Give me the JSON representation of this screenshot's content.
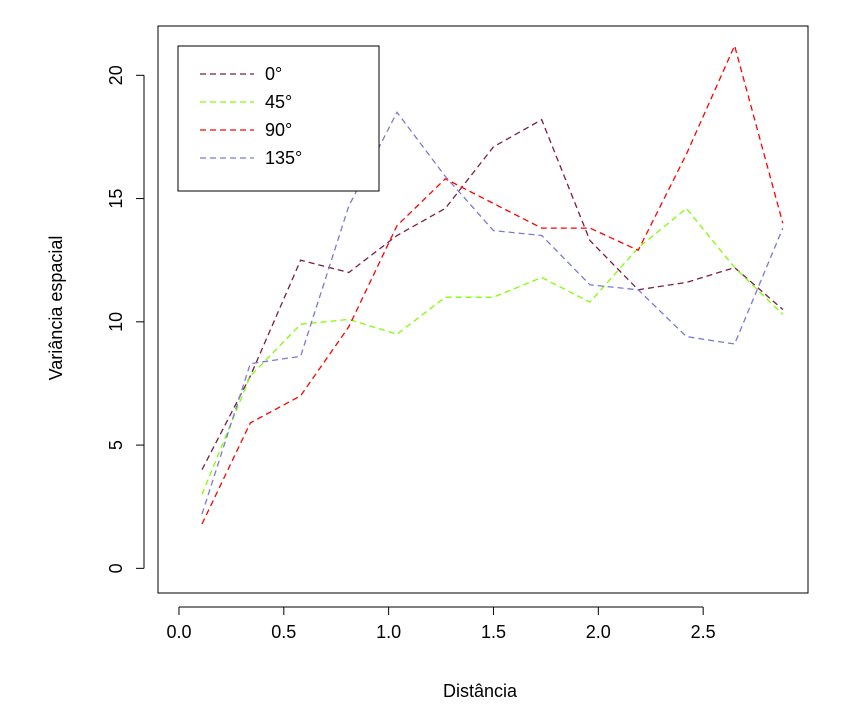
{
  "chart_data": {
    "type": "line",
    "title": "",
    "xlabel": "Distância",
    "ylabel": "Variância espacial",
    "xlim": [
      -0.1,
      3.0
    ],
    "ylim": [
      -1,
      22
    ],
    "xticks": [
      0.0,
      0.5,
      1.0,
      1.5,
      2.0,
      2.5
    ],
    "xtick_labels": [
      "0.0",
      "0.5",
      "1.0",
      "1.5",
      "2.0",
      "2.5"
    ],
    "yticks": [
      0,
      5,
      10,
      15,
      20
    ],
    "ytick_labels": [
      "0",
      "5",
      "10",
      "15",
      "20"
    ],
    "legend_position": "top-left",
    "line_style": "dashed",
    "x": [
      0.11,
      0.34,
      0.58,
      0.81,
      1.04,
      1.27,
      1.5,
      1.73,
      1.96,
      2.19,
      2.42,
      2.65,
      2.88
    ],
    "series": [
      {
        "name": "0°",
        "color": "#7a1c48",
        "values": [
          4.0,
          7.8,
          12.5,
          12.0,
          13.5,
          14.6,
          17.1,
          18.2,
          13.3,
          11.3,
          11.6,
          12.2,
          10.5
        ]
      },
      {
        "name": "45°",
        "color": "#80ff00",
        "values": [
          3.0,
          7.8,
          9.9,
          10.1,
          9.5,
          11.0,
          11.0,
          11.8,
          10.8,
          13.0,
          14.6,
          12.2,
          10.3
        ]
      },
      {
        "name": "90°",
        "color": "#ff0000",
        "values": [
          1.8,
          5.9,
          7.0,
          9.8,
          13.9,
          15.8,
          14.8,
          13.8,
          13.8,
          12.9,
          16.8,
          21.2,
          14.0
        ]
      },
      {
        "name": "135°",
        "color": "#7a7ad4",
        "values": [
          2.2,
          8.3,
          8.6,
          14.7,
          18.5,
          15.9,
          13.7,
          13.5,
          11.5,
          11.3,
          9.4,
          9.1,
          13.8
        ]
      }
    ]
  }
}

Your task: Search the records for the string "color" and return every line in which it occurs.

Final answer:
        "color": "#7a1c48",
        "color": "#80ff00",
        "color": "#ff0000",
        "color": "#7a7ad4",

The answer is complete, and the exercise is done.